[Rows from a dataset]
● ● ● ●

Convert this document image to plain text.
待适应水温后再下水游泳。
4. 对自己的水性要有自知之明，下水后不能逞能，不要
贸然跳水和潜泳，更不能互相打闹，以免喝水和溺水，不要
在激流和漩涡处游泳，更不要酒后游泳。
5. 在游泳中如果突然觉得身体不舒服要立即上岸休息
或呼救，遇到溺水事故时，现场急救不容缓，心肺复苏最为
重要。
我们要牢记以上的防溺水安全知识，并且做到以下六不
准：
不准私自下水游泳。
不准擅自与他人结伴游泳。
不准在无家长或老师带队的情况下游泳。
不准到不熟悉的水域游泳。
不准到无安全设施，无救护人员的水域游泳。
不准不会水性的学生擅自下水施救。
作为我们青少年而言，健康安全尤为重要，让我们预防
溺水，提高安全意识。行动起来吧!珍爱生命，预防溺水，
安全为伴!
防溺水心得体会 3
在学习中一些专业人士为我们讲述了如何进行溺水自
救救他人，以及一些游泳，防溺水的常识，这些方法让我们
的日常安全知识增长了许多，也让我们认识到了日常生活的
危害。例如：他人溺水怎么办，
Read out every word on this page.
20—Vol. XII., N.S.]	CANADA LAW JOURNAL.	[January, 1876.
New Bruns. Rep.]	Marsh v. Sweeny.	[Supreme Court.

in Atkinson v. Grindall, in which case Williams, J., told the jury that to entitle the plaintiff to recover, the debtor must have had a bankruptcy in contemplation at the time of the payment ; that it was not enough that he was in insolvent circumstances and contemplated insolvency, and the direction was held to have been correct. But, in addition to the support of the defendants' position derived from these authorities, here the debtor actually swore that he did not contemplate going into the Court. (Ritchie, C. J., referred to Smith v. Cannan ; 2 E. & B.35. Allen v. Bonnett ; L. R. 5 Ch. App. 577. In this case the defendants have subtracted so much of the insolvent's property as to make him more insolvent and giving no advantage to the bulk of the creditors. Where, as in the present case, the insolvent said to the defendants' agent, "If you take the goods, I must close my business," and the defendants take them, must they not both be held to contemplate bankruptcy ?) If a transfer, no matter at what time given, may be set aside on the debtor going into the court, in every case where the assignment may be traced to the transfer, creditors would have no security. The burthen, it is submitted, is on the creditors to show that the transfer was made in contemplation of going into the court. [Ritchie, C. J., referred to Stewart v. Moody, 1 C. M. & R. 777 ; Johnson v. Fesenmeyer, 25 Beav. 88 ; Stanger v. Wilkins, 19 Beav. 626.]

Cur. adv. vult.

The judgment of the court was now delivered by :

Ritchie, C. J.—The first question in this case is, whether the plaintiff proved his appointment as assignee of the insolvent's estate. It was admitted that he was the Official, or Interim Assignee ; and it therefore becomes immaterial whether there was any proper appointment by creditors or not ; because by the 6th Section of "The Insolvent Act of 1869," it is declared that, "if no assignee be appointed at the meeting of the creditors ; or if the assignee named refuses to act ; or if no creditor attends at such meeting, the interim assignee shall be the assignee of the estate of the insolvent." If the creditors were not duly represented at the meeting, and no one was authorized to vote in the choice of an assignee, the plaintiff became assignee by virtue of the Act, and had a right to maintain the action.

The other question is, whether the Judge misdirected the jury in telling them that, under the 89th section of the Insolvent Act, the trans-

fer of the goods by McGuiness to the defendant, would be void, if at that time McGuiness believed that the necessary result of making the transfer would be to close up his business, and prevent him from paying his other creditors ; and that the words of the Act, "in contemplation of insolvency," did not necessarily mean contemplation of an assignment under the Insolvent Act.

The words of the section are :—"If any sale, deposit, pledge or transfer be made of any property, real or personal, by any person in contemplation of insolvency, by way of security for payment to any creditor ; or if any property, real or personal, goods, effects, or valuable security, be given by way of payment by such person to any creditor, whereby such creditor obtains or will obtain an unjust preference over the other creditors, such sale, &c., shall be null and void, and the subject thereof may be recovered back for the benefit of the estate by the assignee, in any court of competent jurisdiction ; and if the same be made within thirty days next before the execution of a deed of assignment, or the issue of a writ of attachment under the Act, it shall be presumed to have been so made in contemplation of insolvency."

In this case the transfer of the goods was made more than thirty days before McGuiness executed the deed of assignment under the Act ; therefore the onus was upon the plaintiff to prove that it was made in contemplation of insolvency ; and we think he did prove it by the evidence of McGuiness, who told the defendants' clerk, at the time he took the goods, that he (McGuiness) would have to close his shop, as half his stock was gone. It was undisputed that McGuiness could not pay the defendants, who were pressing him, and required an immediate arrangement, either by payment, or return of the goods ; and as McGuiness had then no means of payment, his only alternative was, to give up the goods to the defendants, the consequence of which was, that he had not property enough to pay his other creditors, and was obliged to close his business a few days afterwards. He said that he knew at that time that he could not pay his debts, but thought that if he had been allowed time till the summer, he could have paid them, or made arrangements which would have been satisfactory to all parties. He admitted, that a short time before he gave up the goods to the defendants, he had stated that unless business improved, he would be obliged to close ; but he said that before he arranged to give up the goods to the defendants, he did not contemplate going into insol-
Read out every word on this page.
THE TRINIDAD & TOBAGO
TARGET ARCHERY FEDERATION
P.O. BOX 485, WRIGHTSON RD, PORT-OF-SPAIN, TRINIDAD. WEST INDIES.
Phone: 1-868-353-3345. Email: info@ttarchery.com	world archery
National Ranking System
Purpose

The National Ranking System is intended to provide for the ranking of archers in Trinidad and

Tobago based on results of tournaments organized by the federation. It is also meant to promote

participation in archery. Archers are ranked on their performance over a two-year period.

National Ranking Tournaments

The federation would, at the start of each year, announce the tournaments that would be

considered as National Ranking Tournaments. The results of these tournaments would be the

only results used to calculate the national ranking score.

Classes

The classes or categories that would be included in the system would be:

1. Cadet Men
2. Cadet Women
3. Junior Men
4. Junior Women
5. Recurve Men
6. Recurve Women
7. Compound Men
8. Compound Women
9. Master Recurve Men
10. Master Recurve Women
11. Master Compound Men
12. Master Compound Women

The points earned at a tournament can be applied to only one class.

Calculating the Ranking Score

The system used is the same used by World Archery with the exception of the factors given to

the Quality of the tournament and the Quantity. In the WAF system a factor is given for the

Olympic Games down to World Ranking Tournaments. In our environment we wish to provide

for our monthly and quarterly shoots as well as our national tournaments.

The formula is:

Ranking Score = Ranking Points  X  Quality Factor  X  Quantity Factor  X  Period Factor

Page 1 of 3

● ● ● ●

* **Stated task**
Reproduce all the data word for word.

* **Final result**
Convert this document image to plain text.
待适应水温后再下水游泳。
4. 对自己的水性要有自知之明，下水后不能逞能，不要
贸然跳水和潜泳，更不能互相打闹，以免喝水和溺水，不要
在激流和漩涡处游泳，更不要酒后游泳。
5. 在游泳中如果突然觉得身体不舒服要立即上岸休息
或呼救，遇到溺水事故时，现场急救不容缓，心肺复苏最为
重要。
我们要牢记以上的防溺水安全知识，并且做到以下六不
准：
不准私自下水游泳。
不准擅自与他人结伴游泳。
不准在无家长或老师带队的情况下游泳。
不准到不熟悉的水域游泳。
不准到无安全设施，无救护人员的水域游泳。
不准不会水性的学生擅自下水施救。
作为我们青少年而言，健康安全尤为重要，让我们预防
溺水，提高安全意识。行动起来吧!珍爱生命，预防溺水，
安全为伴!
防溺水心得体会 3
在学习中一些专业人士为我们讲述了如何进行溺水自
救救他人，以及一些游泳，防溺水的常识，这些方法让我们
的日常安全知识增长了许多，也让我们认识到了日常生活的
危害。例如：他人溺水怎么办，
Read out every word on this page.
20—Vol. XII., N.S.]	CANADA LAW JOURNAL.	[January, 1876.
New Bruns. Rep.]	Marsh v. Sweeny.	[Supreme Court.

in Atkinson v. Grindall, in which case Williams, J., told the jury that to entitle the plaintiff to recover, the debtor must have had a bankruptcy in contemplation at the time of the payment ; that it was not enough that he was in insolvent circumstances and contemplated insolvency, and the direction was held to have been correct. But, in addition to the support of the defendants' position derived from these authorities, here the debtor actually swore that he did not contemplate going into the Court. (Ritchie, C. J., referred to Smith v. Cannan ; 2 E. & B.35. Allen v. Bonnett ; L. R. 5 Ch. App. 577. In this case the defendants have subtracted so much of the insolvent's property as to make him more insolvent and giving no advantage to the bulk of the creditors. Where, as in the present case, the insolvent said to the defendants' agent, "If you take the goods, I must close my business," and the defendants take them, must they not both be held to contemplate bankruptcy ?) If a transfer, no matter at what time given, may be set aside on the debtor going into the court, in every case where the assignment may be traced to the transfer, creditors would have no security. The burthen, it is submitted, is on the creditors to show that the transfer was made in contemplation of going into the court. [Ritchie, C. J., referred to Stewart v. Moody, 1 C. M. & R. 777 ; Johnson v. Fesenmeyer, 25 Beav. 88 ; Stanger v. Wilkins, 19 Beav. 626.]

Cur. adv. vult.

The judgment of the court was now delivered by :

Ritchie, C. J.—The first question in this case is, whether the plaintiff proved his appointment as assignee of the insolvent's estate. It was admitted that he was the Official, or Interim Assignee ; and it therefore becomes immaterial whether there was any proper appointment by creditors or not ; because by the 6th Section of "The Insolvent Act of 1869," it is declared that, "if no assignee be appointed at the meeting of the creditors ; or if the assignee named refuses to act ; or if no creditor attends at such meeting, the interim assignee shall be the assignee of the estate of the insolvent." If the creditors were not duly represented at the meeting, and no one was authorized to vote in the choice of an assignee, the plaintiff became assignee by virtue of the Act, and had a right to maintain the action.

The other question is, whether the Judge misdirected the jury in telling them that, under the 89th section of the Insolvent Act, the trans-

fer of the goods by McGuiness to the defendant, would be void, if at that time McGuiness believed that the necessary result of making the transfer would be to close up his business, and prevent him from paying his other creditors ; and that the words of the Act, "in contemplation of insolvency," did not necessarily mean contemplation of an assignment under the Insolvent Act.

The words of the section are :—"If any sale, deposit, pledge or transfer be made of any property, real or personal, by any person in contemplation of insolvency, by way of security for payment to any creditor ; or if any property, real or personal, goods, effects, or valuable security, be given by way of payment by such person to any creditor, whereby such creditor obtains or will obtain an unjust preference over the other creditors, such sale, &c., shall be null and void, and the subject thereof may be recovered back for the benefit of the estate by the assignee, in any court of competent jurisdiction ; and if the same be made within thirty days next before the execution of a deed of assignment, or the issue of a writ of attachment under the Act, it shall be presumed to have been so made in contemplation of insolvency."

In this case the transfer of the goods was made more than thirty days before McGuiness executed the deed of assignment under the Act ; therefore the onus was upon the plaintiff to prove that it was made in contemplation of insolvency ; and we think he did prove it by the evidence of McGuiness, who told the defendants' clerk, at the time he took the goods, that he (McGuiness) would have to close his shop, as half his stock was gone. It was undisputed that McGuiness could not pay the defendants, who were pressing him, and required an immediate arrangement, either by payment, or return of the goods ; and as McGuiness had then no means of payment, his only alternative was, to give up the goods to the defendants, the consequence of which was, that he had not property enough to pay his other creditors, and was obliged to close his business a few days afterwards. He said that he knew at that time that he could not pay his debts, but thought that if he had been allowed time till the summer, he could have paid them, or made arrangements which would have been satisfactory to all parties. He admitted, that a short time before he gave up the goods to the defendants, he had stated that unless business improved, he would be obliged to close ; but he said that before he arranged to give up the goods to the defendants, he did not contemplate going into insol-
Read out every word on this page.
THE TRINIDAD & TOBAGO
TARGET ARCHERY FEDERATION
P.O. BOX 485, WRIGHTSON RD, PORT-OF-SPAIN, TRINIDAD. WEST INDIES.
Phone: 1-868-353-3345. Email: info@ttarchery.com	world archery
National Ranking System
Purpose

The National Ranking System is intended to provide for the ranking of archers in Trinidad and

Tobago based on results of tournaments organized by the federation. It is also meant to promote

participation in archery. Archers are ranked on their performance over a two-year period.

National Ranking Tournaments

The federation would, at the start of each year, announce the tournaments that would be

considered as National Ranking Tournaments. The results of these tournaments would be the

only results used to calculate the national ranking score.

Classes

The classes or categories that would be included in the system would be:

1. Cadet Men
2. Cadet Women
3. Junior Men
4. Junior Women
5. Recurve Men
6. Recurve Women
7. Compound Men
8. Compound Women
9. Master Recurve Men
10. Master Recurve Women
11. Master Compound Men
12. Master Compound Women

The points earned at a tournament can be applied to only one class.

Calculating the Ranking Score

The system used is the same used by World Archery with the exception of the factors given to

the Quality of the tournament and the Quantity. In the WAF system a factor is given for the

Olympic Games down to World Ranking Tournaments. In our environment we wish to provide

for our monthly and quarterly shoots as well as our national tournaments.

The formula is:

Ranking Score = Ranking Points  X  Quality Factor  X  Quantity Factor  X  Period Factor

Page 1 of 3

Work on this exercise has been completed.